# [Task requirements]
Quote every entry word for word.

# [Given data]

----

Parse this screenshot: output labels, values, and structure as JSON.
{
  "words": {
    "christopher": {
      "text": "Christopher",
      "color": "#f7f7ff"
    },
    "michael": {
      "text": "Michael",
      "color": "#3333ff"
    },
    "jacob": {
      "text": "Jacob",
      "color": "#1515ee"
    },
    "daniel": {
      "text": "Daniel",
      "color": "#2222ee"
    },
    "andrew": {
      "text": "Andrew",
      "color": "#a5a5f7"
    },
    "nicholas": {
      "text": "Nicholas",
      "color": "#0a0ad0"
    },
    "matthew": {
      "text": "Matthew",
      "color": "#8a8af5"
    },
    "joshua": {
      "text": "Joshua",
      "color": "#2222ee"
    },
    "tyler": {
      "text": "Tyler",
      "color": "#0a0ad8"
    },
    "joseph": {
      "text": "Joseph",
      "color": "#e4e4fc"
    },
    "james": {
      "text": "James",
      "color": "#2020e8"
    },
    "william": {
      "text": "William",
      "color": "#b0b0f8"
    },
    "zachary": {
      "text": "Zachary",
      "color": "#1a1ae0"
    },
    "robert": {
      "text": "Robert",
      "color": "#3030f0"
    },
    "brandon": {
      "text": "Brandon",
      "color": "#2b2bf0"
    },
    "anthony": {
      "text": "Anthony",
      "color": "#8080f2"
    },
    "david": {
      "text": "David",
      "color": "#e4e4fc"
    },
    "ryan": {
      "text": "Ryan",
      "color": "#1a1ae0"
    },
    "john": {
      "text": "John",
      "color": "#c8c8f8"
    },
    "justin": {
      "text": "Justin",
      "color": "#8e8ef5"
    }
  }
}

----

# [Reply to the exercise]
Parse this screenshot: output labels, values, and structure as JSON.
{
  "words": {
    "christopher": {
      "text": "Christopher",
      "color": "#f7f7ff"
    },
    "michael": {
      "text": "Michael",
      "color": "#3333ff"
    },
    "jacob": {
      "text": "Jacob",
      "color": "#1515ee"
    },
    "daniel": {
      "text": "Daniel",
      "color": "#2222ee"
    },
    "andrew": {
      "text": "Andrew",
      "color": "#a5a5f7"
    },
    "nicholas": {
      "text": "Nicholas",
      "color": "#0a0ad0"
    },
    "matthew": {
      "text": "Matthew",
      "color": "#8a8af5"
    },
    "joshua": {
      "text": "Joshua",
      "color": "#2222ee"
    },
    "tyler": {
      "text": "Tyler",
      "color": "#0a0ad8"
    },
    "joseph": {
      "text": "Joseph",
      "color": "#e4e4fc"
    },
    "james": {
      "text": "James",
      "color": "#2020e8"
    },
    "william": {
      "text": "William",
      "color": "#b0b0f8"
    },
    "zachary": {
      "text": "Zachary",
      "color": "#1a1ae0"
    },
    "robert": {
      "text": "Robert",
      "color": "#3030f0"
    },
    "brandon": {
      "text": "Brandon",
      "color": "#2b2bf0"
    },
    "anthony": {
      "text": "Anthony",
      "color": "#8080f2"
    },
    "david": {
      "text": "David",
      "color": "#e4e4fc"
    },
    "ryan": {
      "text": "Ryan",
      "color": "#1a1ae0"
    },
    "john": {
      "text": "John",
      "color": "#c8c8f8"
    },
    "justin": {
      "text": "Justin",
      "color": "#8e8ef5"
    }
  }
}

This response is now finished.